Structured figure records
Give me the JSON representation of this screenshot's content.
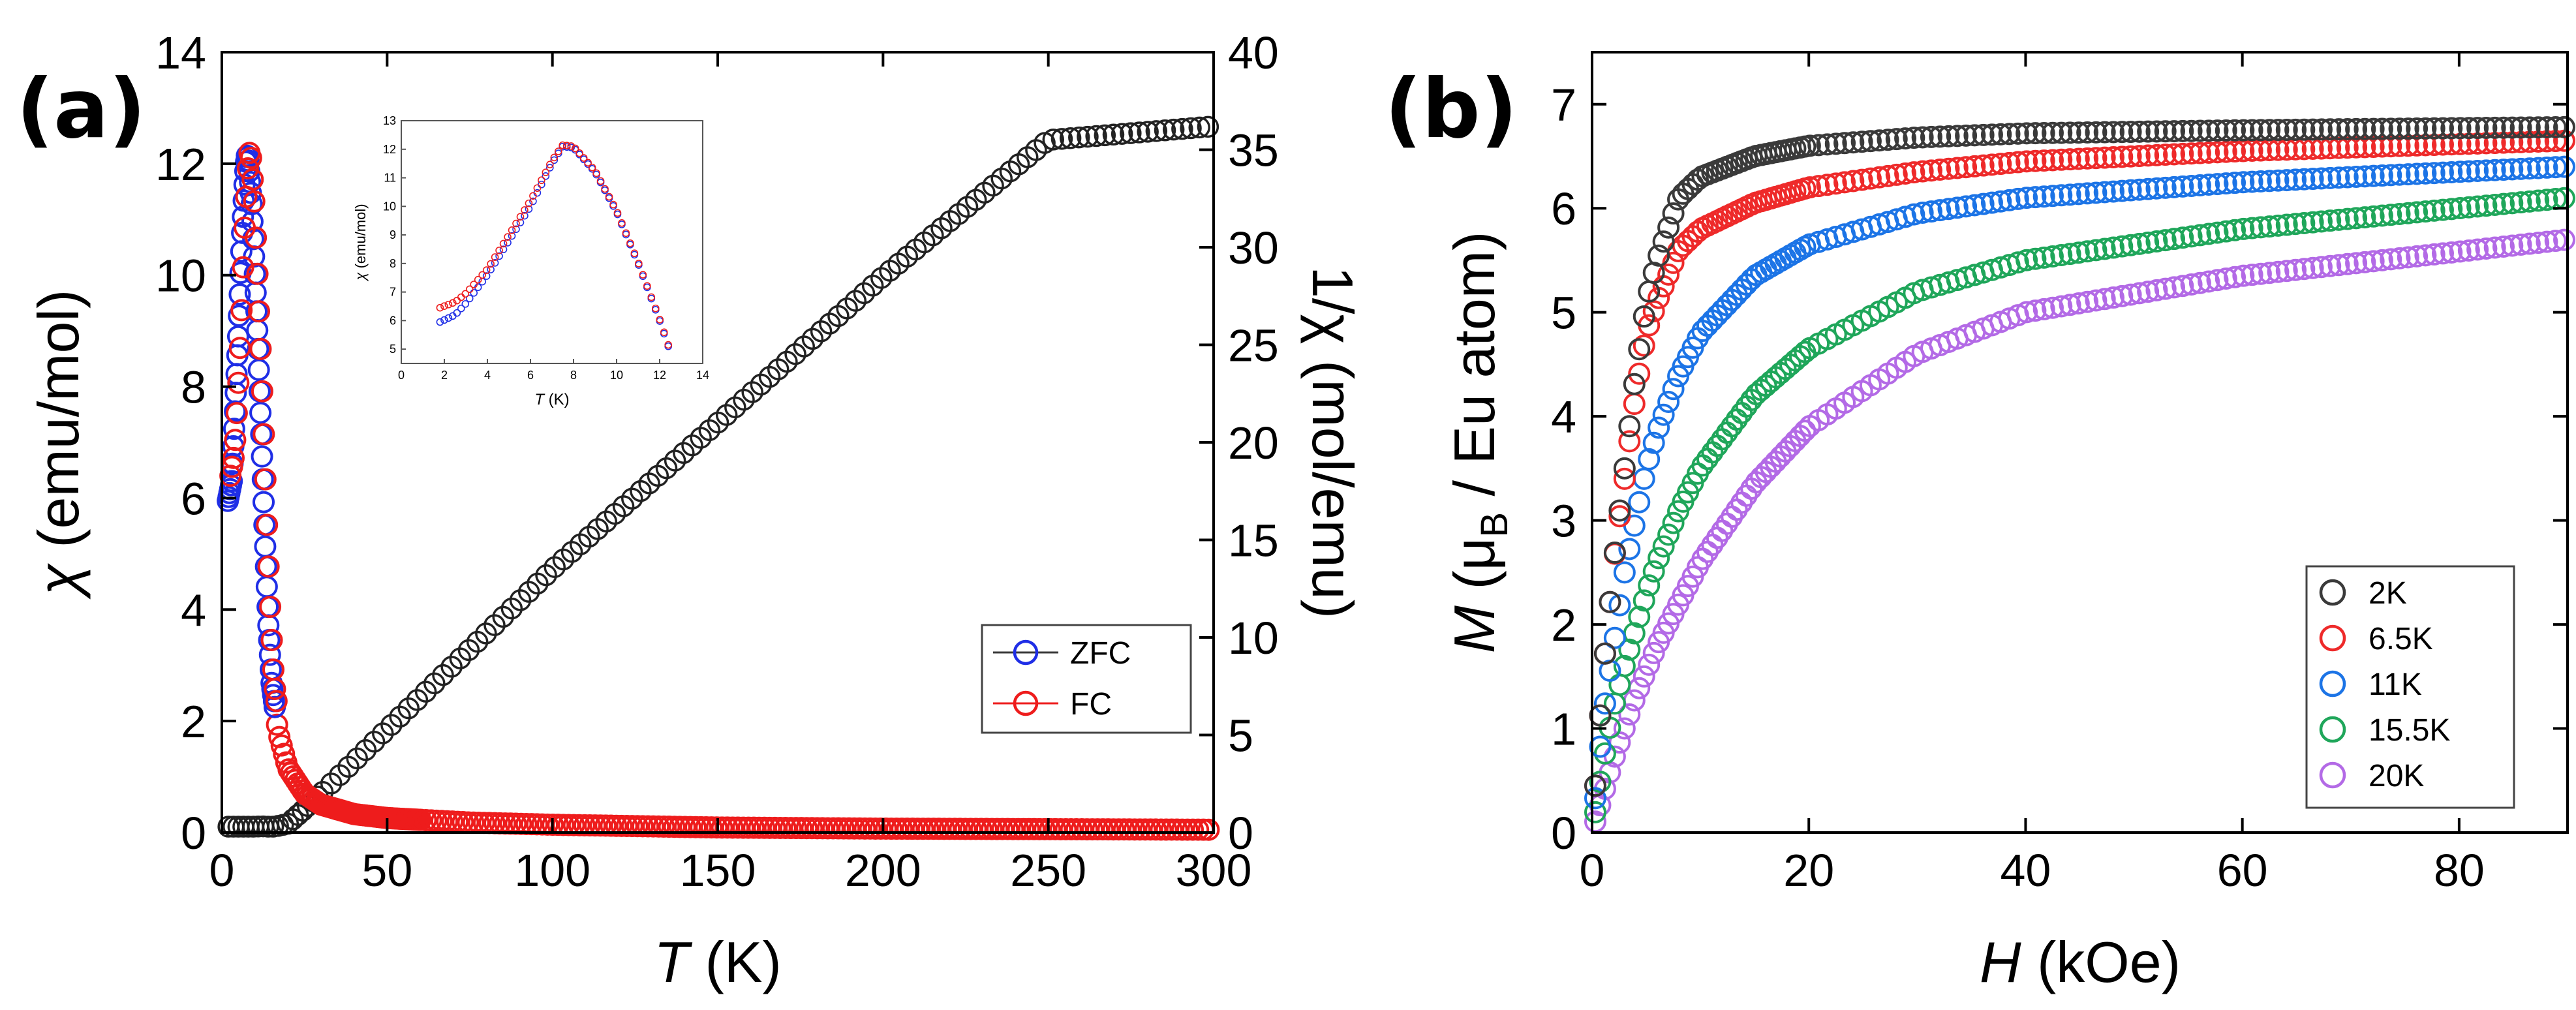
{
  "panel_a": {
    "label": "(a)",
    "xlabel_sym": "T",
    "xlabel_unit": " (K)",
    "ylabel_sym": "χ",
    "ylabel_unit": " (emu/mol)",
    "y2label_sym": "1/χ",
    "y2label_unit": " (mol/emu)",
    "legend": [
      "ZFC",
      "FC"
    ]
  },
  "panel_a_inset": {
    "ylabel_sym": "χ",
    "ylabel_unit": " (emu/mol)",
    "xlabel_sym": "T",
    "xlabel_unit": " (K)"
  },
  "panel_b": {
    "label": "(b)",
    "xlabel_sym": "H",
    "xlabel_unit": " (kOe)",
    "ylabel_sym": "M",
    "ylabel_open": " (μ",
    "ylabel_sub": "B",
    "ylabel_close": " / Eu atom)",
    "legend": [
      "2K",
      "6.5K",
      "11K",
      "15.5K",
      "20K"
    ]
  },
  "colors": {
    "zfc": "#1f2ee6",
    "fc": "#ee1c1c",
    "inv": "#222222",
    "b_2K": "#3a3a3a",
    "b_6.5K": "#ee2a2a",
    "b_11K": "#1c74e6",
    "b_15.5K": "#1fa65a",
    "b_20K": "#b36ae6"
  },
  "chart_data": [
    {
      "id": "a-main",
      "type": "scatter",
      "title": "",
      "xlabel": "T (K)",
      "ylabel": "χ (emu/mol)",
      "y2label": "1/χ (mol/emu)",
      "xlim": [
        0,
        300
      ],
      "ylim": [
        0,
        14
      ],
      "y2lim": [
        0,
        40
      ],
      "xticks": [
        0,
        50,
        100,
        150,
        200,
        250,
        300
      ],
      "yticks": [
        0,
        2,
        4,
        6,
        8,
        10,
        12,
        14
      ],
      "y2ticks": [
        0,
        5,
        10,
        15,
        20,
        25,
        30,
        35,
        40
      ],
      "legend_position": "right-middle",
      "series": [
        {
          "name": "ZFC",
          "axis": "left",
          "x": [
            1.8,
            3,
            4,
            5,
            6,
            7,
            7.5,
            8,
            9,
            10,
            11,
            12,
            13,
            14,
            15,
            17,
            20,
            25,
            30,
            40,
            50,
            75,
            100,
            150,
            200,
            250,
            300
          ],
          "y": [
            5.95,
            6.3,
            7.6,
            9.0,
            10.6,
            11.8,
            12.15,
            12.1,
            11.3,
            10.0,
            8.6,
            7.0,
            5.3,
            3.8,
            2.7,
            1.8,
            1.15,
            0.7,
            0.5,
            0.33,
            0.26,
            0.18,
            0.14,
            0.09,
            0.07,
            0.06,
            0.05
          ]
        },
        {
          "name": "FC",
          "axis": "left",
          "x": [
            1.8,
            3,
            4,
            5,
            6,
            7,
            7.5,
            8,
            9,
            10,
            11,
            12,
            13,
            14,
            15,
            17,
            20,
            25,
            30,
            40,
            50,
            75,
            100,
            150,
            200,
            250,
            300
          ],
          "y": [
            6.4,
            6.8,
            7.8,
            9.1,
            10.7,
            11.85,
            12.2,
            12.15,
            11.35,
            10.0,
            8.6,
            7.0,
            5.3,
            3.8,
            2.7,
            1.8,
            1.15,
            0.7,
            0.5,
            0.33,
            0.26,
            0.18,
            0.14,
            0.09,
            0.07,
            0.06,
            0.05
          ]
        },
        {
          "name": "1/χ",
          "axis": "right",
          "x": [
            2,
            5,
            8,
            10,
            12,
            14,
            16,
            20,
            25,
            30,
            50,
            100,
            150,
            200,
            250,
            300
          ],
          "y": [
            0.3,
            0.3,
            0.3,
            0.3,
            0.32,
            0.3,
            0.3,
            0.45,
            1.2,
            2.0,
            5.3,
            13.5,
            21.0,
            28.5,
            35.5,
            36.2
          ]
        }
      ]
    },
    {
      "id": "a-inset",
      "type": "scatter",
      "title": "",
      "xlabel": "T (K)",
      "ylabel": "χ (emu/mol)",
      "xlim": [
        0,
        14
      ],
      "ylim": [
        4.5,
        13
      ],
      "xticks": [
        0,
        2,
        4,
        6,
        8,
        10,
        12,
        14
      ],
      "yticks": [
        5,
        6,
        7,
        8,
        9,
        10,
        11,
        12,
        13
      ],
      "series": [
        {
          "name": "ZFC",
          "x": [
            1.8,
            2.5,
            3,
            4,
            5,
            6,
            7,
            7.5,
            8,
            9,
            10,
            11,
            12,
            12.4
          ],
          "y": [
            5.95,
            6.2,
            6.6,
            7.6,
            8.8,
            10.0,
            11.5,
            12.1,
            12.05,
            11.2,
            9.8,
            8.0,
            6.0,
            5.1
          ]
        },
        {
          "name": "FC",
          "x": [
            1.8,
            2.5,
            3,
            4,
            5,
            6,
            7,
            7.5,
            8,
            9,
            10,
            11,
            12,
            12.4
          ],
          "y": [
            6.45,
            6.65,
            6.95,
            7.8,
            9.0,
            10.2,
            11.6,
            12.15,
            12.1,
            11.25,
            9.85,
            8.05,
            6.05,
            5.15
          ]
        }
      ]
    },
    {
      "id": "b",
      "type": "scatter",
      "title": "",
      "xlabel": "H (kOe)",
      "ylabel": "M (μB / Eu atom)",
      "xlim": [
        0,
        90
      ],
      "ylim": [
        0,
        7.5
      ],
      "xticks": [
        0,
        20,
        40,
        60,
        80
      ],
      "yticks": [
        0,
        1,
        2,
        3,
        4,
        5,
        6,
        7
      ],
      "legend_position": "bottom-right",
      "series": [
        {
          "name": "2K",
          "x": [
            0,
            1,
            2,
            3,
            4,
            5,
            6,
            8,
            10,
            15,
            20,
            30,
            40,
            60,
            90
          ],
          "y": [
            0,
            1.5,
            2.6,
            3.5,
            4.4,
            5.1,
            5.5,
            6.1,
            6.3,
            6.5,
            6.6,
            6.68,
            6.72,
            6.75,
            6.78
          ]
        },
        {
          "name": "6.5K",
          "x": [
            0,
            1,
            2,
            3,
            4,
            5,
            6,
            8,
            10,
            15,
            20,
            30,
            40,
            60,
            90
          ],
          "y": [
            0,
            1.5,
            2.6,
            3.4,
            4.2,
            4.8,
            5.1,
            5.6,
            5.8,
            6.05,
            6.2,
            6.35,
            6.45,
            6.55,
            6.65
          ]
        },
        {
          "name": "11K",
          "x": [
            0,
            1,
            2,
            3,
            4,
            5,
            6,
            8,
            10,
            15,
            20,
            30,
            40,
            60,
            90
          ],
          "y": [
            0,
            1.1,
            1.8,
            2.5,
            3.0,
            3.5,
            3.85,
            4.4,
            4.8,
            5.35,
            5.65,
            5.95,
            6.1,
            6.25,
            6.4
          ]
        },
        {
          "name": "15.5K",
          "x": [
            0,
            1,
            2,
            3,
            4,
            5,
            6,
            8,
            10,
            15,
            20,
            30,
            40,
            60,
            90
          ],
          "y": [
            0,
            0.65,
            1.2,
            1.6,
            1.95,
            2.3,
            2.6,
            3.1,
            3.5,
            4.2,
            4.65,
            5.2,
            5.5,
            5.8,
            6.1
          ]
        },
        {
          "name": "20K",
          "x": [
            0,
            1,
            2,
            3,
            4,
            5,
            6,
            8,
            10,
            15,
            20,
            30,
            40,
            60,
            90
          ],
          "y": [
            0,
            0.35,
            0.7,
            1.0,
            1.3,
            1.55,
            1.8,
            2.2,
            2.6,
            3.35,
            3.9,
            4.6,
            5.0,
            5.35,
            5.7
          ]
        }
      ]
    }
  ]
}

◆ Directive: With the pictures omitted, reproduce the records in full and exactly.

◆ Answer for this exercise:
Give me the JSON representation of this screenshot's content.
{
  "panel_a": {
    "label": "(a)",
    "xlabel_sym": "T",
    "xlabel_unit": " (K)",
    "ylabel_sym": "χ",
    "ylabel_unit": " (emu/mol)",
    "y2label_sym": "1/χ",
    "y2label_unit": " (mol/emu)",
    "legend": [
      "ZFC",
      "FC"
    ]
  },
  "panel_a_inset": {
    "ylabel_sym": "χ",
    "ylabel_unit": " (emu/mol)",
    "xlabel_sym": "T",
    "xlabel_unit": " (K)"
  },
  "panel_b": {
    "label": "(b)",
    "xlabel_sym": "H",
    "xlabel_unit": " (kOe)",
    "ylabel_sym": "M",
    "ylabel_open": " (μ",
    "ylabel_sub": "B",
    "ylabel_close": " / Eu atom)",
    "legend": [
      "2K",
      "6.5K",
      "11K",
      "15.5K",
      "20K"
    ]
  },
  "colors": {
    "zfc": "#1f2ee6",
    "fc": "#ee1c1c",
    "inv": "#222222",
    "b_2K": "#3a3a3a",
    "b_6.5K": "#ee2a2a",
    "b_11K": "#1c74e6",
    "b_15.5K": "#1fa65a",
    "b_20K": "#b36ae6"
  },
  "chart_data": [
    {
      "id": "a-main",
      "type": "scatter",
      "title": "",
      "xlabel": "T (K)",
      "ylabel": "χ (emu/mol)",
      "y2label": "1/χ (mol/emu)",
      "xlim": [
        0,
        300
      ],
      "ylim": [
        0,
        14
      ],
      "y2lim": [
        0,
        40
      ],
      "xticks": [
        0,
        50,
        100,
        150,
        200,
        250,
        300
      ],
      "yticks": [
        0,
        2,
        4,
        6,
        8,
        10,
        12,
        14
      ],
      "y2ticks": [
        0,
        5,
        10,
        15,
        20,
        25,
        30,
        35,
        40
      ],
      "legend_position": "right-middle",
      "series": [
        {
          "name": "ZFC",
          "axis": "left",
          "x": [
            1.8,
            3,
            4,
            5,
            6,
            7,
            7.5,
            8,
            9,
            10,
            11,
            12,
            13,
            14,
            15,
            17,
            20,
            25,
            30,
            40,
            50,
            75,
            100,
            150,
            200,
            250,
            300
          ],
          "y": [
            5.95,
            6.3,
            7.6,
            9.0,
            10.6,
            11.8,
            12.15,
            12.1,
            11.3,
            10.0,
            8.6,
            7.0,
            5.3,
            3.8,
            2.7,
            1.8,
            1.15,
            0.7,
            0.5,
            0.33,
            0.26,
            0.18,
            0.14,
            0.09,
            0.07,
            0.06,
            0.05
          ]
        },
        {
          "name": "FC",
          "axis": "left",
          "x": [
            1.8,
            3,
            4,
            5,
            6,
            7,
            7.5,
            8,
            9,
            10,
            11,
            12,
            13,
            14,
            15,
            17,
            20,
            25,
            30,
            40,
            50,
            75,
            100,
            150,
            200,
            250,
            300
          ],
          "y": [
            6.4,
            6.8,
            7.8,
            9.1,
            10.7,
            11.85,
            12.2,
            12.15,
            11.35,
            10.0,
            8.6,
            7.0,
            5.3,
            3.8,
            2.7,
            1.8,
            1.15,
            0.7,
            0.5,
            0.33,
            0.26,
            0.18,
            0.14,
            0.09,
            0.07,
            0.06,
            0.05
          ]
        },
        {
          "name": "1/χ",
          "axis": "right",
          "x": [
            2,
            5,
            8,
            10,
            12,
            14,
            16,
            20,
            25,
            30,
            50,
            100,
            150,
            200,
            250,
            300
          ],
          "y": [
            0.3,
            0.3,
            0.3,
            0.3,
            0.32,
            0.3,
            0.3,
            0.45,
            1.2,
            2.0,
            5.3,
            13.5,
            21.0,
            28.5,
            35.5,
            36.2
          ]
        }
      ]
    },
    {
      "id": "a-inset",
      "type": "scatter",
      "title": "",
      "xlabel": "T (K)",
      "ylabel": "χ (emu/mol)",
      "xlim": [
        0,
        14
      ],
      "ylim": [
        4.5,
        13
      ],
      "xticks": [
        0,
        2,
        4,
        6,
        8,
        10,
        12,
        14
      ],
      "yticks": [
        5,
        6,
        7,
        8,
        9,
        10,
        11,
        12,
        13
      ],
      "series": [
        {
          "name": "ZFC",
          "x": [
            1.8,
            2.5,
            3,
            4,
            5,
            6,
            7,
            7.5,
            8,
            9,
            10,
            11,
            12,
            12.4
          ],
          "y": [
            5.95,
            6.2,
            6.6,
            7.6,
            8.8,
            10.0,
            11.5,
            12.1,
            12.05,
            11.2,
            9.8,
            8.0,
            6.0,
            5.1
          ]
        },
        {
          "name": "FC",
          "x": [
            1.8,
            2.5,
            3,
            4,
            5,
            6,
            7,
            7.5,
            8,
            9,
            10,
            11,
            12,
            12.4
          ],
          "y": [
            6.45,
            6.65,
            6.95,
            7.8,
            9.0,
            10.2,
            11.6,
            12.15,
            12.1,
            11.25,
            9.85,
            8.05,
            6.05,
            5.15
          ]
        }
      ]
    },
    {
      "id": "b",
      "type": "scatter",
      "title": "",
      "xlabel": "H (kOe)",
      "ylabel": "M (μB / Eu atom)",
      "xlim": [
        0,
        90
      ],
      "ylim": [
        0,
        7.5
      ],
      "xticks": [
        0,
        20,
        40,
        60,
        80
      ],
      "yticks": [
        0,
        1,
        2,
        3,
        4,
        5,
        6,
        7
      ],
      "legend_position": "bottom-right",
      "series": [
        {
          "name": "2K",
          "x": [
            0,
            1,
            2,
            3,
            4,
            5,
            6,
            8,
            10,
            15,
            20,
            30,
            40,
            60,
            90
          ],
          "y": [
            0,
            1.5,
            2.6,
            3.5,
            4.4,
            5.1,
            5.5,
            6.1,
            6.3,
            6.5,
            6.6,
            6.68,
            6.72,
            6.75,
            6.78
          ]
        },
        {
          "name": "6.5K",
          "x": [
            0,
            1,
            2,
            3,
            4,
            5,
            6,
            8,
            10,
            15,
            20,
            30,
            40,
            60,
            90
          ],
          "y": [
            0,
            1.5,
            2.6,
            3.4,
            4.2,
            4.8,
            5.1,
            5.6,
            5.8,
            6.05,
            6.2,
            6.35,
            6.45,
            6.55,
            6.65
          ]
        },
        {
          "name": "11K",
          "x": [
            0,
            1,
            2,
            3,
            4,
            5,
            6,
            8,
            10,
            15,
            20,
            30,
            40,
            60,
            90
          ],
          "y": [
            0,
            1.1,
            1.8,
            2.5,
            3.0,
            3.5,
            3.85,
            4.4,
            4.8,
            5.35,
            5.65,
            5.95,
            6.1,
            6.25,
            6.4
          ]
        },
        {
          "name": "15.5K",
          "x": [
            0,
            1,
            2,
            3,
            4,
            5,
            6,
            8,
            10,
            15,
            20,
            30,
            40,
            60,
            90
          ],
          "y": [
            0,
            0.65,
            1.2,
            1.6,
            1.95,
            2.3,
            2.6,
            3.1,
            3.5,
            4.2,
            4.65,
            5.2,
            5.5,
            5.8,
            6.1
          ]
        },
        {
          "name": "20K",
          "x": [
            0,
            1,
            2,
            3,
            4,
            5,
            6,
            8,
            10,
            15,
            20,
            30,
            40,
            60,
            90
          ],
          "y": [
            0,
            0.35,
            0.7,
            1.0,
            1.3,
            1.55,
            1.8,
            2.2,
            2.6,
            3.35,
            3.9,
            4.6,
            5.0,
            5.35,
            5.7
          ]
        }
      ]
    }
  ]
}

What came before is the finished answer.